Text provided:
<<<<

Women becoming moon goddesses? Lovers turning into butterflies? These are just some of the folktales to be found in China.
A story for every situation, here are just a few famous examples.
1. Liang Zhu: The Butterfly Lovers
If you’ve ever walked along West Lake and heard the tourist carts warbling music as they zoom past, then you’ve heard the musical rendition of what is called China’s “Romeo and Juliet.”
The story, set in Zhejiang, is about a girl named Zhu Yingtai who disguises herself as a man to become a scholar. While in school, she becomes close to a classmate, Liang Shanbo. They really hit it off, and she falls in love with him.
Sadly, Liang Shanbo is so deep into his studies, that he fails to notice.
When Zhu Yingtai gets a letter from her father, she has to go back, and Liang Shanbo accompanies her for a part of the journey. Zhu Yingtai hints that she’s actually a woman, finally telling him that she’ll act as a matchmaker and set Liang Shanbo up with a “sister.” When Liang Shanbo goes to her hometown, he at last realizes that she’s a woman, and they profess their deep love for each other, saying that they will be buried in the same tomb and be together forever.
Happy ending? Not so much.
Zhu Yingtai was already arranged to be married to another man. Liang Shanbo leaves, and then dies from a broken heart. On Zhu Yingtai’s wedding day, she asks to see his tomb, and then begs the heavens to split it open. The tomb opens, and she jumps in to join him.
Two butterflies come out, and fly away together.
2. Chang’E Flies to the Moon
Legend has it that there used to be 10 suns in the sky. While this probably made for spectacular sunsets, it also made the heat on earth unbearable.
At least, that was what the Hou Yi, a famous archer, thought. Known for his good marksmanship, he took on the challenge of shooting down nine out of the ten suns, thus saving the earth from overheating.
As thanks, Wang Mu, the queen of heaven, gave Hou Yi an elixir for immortality. If he drank half of it, he would live forever. If he drank all of it, he would become a god.
Hou Yi showed it to his wife, Chang’E, and they planned to both drink it to live forever together. Unfortunately, a man named Peng Meng also found out about the elixir and, when Hou Yi was gone one day, he tried to force Chang’E to give it to him.

>>>>

Dataset rows:
<<<<

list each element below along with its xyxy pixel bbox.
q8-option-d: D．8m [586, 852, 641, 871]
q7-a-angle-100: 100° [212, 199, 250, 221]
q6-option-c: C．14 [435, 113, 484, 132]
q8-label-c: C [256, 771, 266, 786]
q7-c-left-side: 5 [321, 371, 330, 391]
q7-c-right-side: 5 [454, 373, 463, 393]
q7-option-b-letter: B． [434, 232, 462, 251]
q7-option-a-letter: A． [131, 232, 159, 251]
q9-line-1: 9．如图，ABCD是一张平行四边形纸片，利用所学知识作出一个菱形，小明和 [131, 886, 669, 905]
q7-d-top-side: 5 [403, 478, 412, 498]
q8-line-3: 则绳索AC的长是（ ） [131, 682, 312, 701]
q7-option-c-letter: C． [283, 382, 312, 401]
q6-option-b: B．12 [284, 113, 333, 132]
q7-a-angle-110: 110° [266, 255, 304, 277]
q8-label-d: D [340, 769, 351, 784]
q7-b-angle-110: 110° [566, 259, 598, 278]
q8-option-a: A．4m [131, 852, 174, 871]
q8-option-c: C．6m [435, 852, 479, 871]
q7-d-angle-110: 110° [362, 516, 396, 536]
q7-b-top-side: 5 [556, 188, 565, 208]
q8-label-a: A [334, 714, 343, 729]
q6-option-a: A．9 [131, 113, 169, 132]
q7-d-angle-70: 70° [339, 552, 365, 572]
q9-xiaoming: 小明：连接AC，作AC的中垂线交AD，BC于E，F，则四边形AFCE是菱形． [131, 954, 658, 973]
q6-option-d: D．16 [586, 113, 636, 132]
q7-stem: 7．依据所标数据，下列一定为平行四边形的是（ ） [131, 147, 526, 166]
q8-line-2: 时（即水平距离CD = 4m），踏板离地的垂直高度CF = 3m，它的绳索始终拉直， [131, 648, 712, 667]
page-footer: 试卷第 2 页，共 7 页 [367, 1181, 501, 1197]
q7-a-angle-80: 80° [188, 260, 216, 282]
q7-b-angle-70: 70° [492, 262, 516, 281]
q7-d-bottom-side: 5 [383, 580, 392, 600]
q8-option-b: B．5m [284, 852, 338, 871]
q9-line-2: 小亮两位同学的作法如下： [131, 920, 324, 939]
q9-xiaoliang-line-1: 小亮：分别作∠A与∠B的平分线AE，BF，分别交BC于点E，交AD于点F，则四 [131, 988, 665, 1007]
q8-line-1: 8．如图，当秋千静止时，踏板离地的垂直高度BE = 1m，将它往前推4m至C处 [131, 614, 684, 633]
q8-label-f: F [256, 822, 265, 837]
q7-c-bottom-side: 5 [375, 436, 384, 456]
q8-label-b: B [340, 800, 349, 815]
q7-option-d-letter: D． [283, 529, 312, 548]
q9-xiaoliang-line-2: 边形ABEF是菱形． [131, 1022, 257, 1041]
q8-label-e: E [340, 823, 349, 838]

>>>>

Required tasks:
a. According to the folktale text, how many of the ten suns did Hou Yi shoot down?
b. Reproduce the passage of the folktale text from "Two butterflies come" to "become a god.".

The replies:
a. Nine

b.
Two butterflies come out, and fly away together.
2. Chang’E Flies to the Moon
Legend has it that there used to be 10 suns in the sky. While this probably made for spectacular sunsets, it also made the heat on earth unbearable.
At least, that was what the Hou Yi, a famous archer, thought. Known for his good marksmanship, he took on the challenge of shooting down nine out of the ten suns, thus saving the earth from overheating.
As thanks, Wang Mu, the queen of heaven, gave Hou Yi an elixir for immortality. If he drank half of it, he would live forever. If he drank all of it, he would become a god.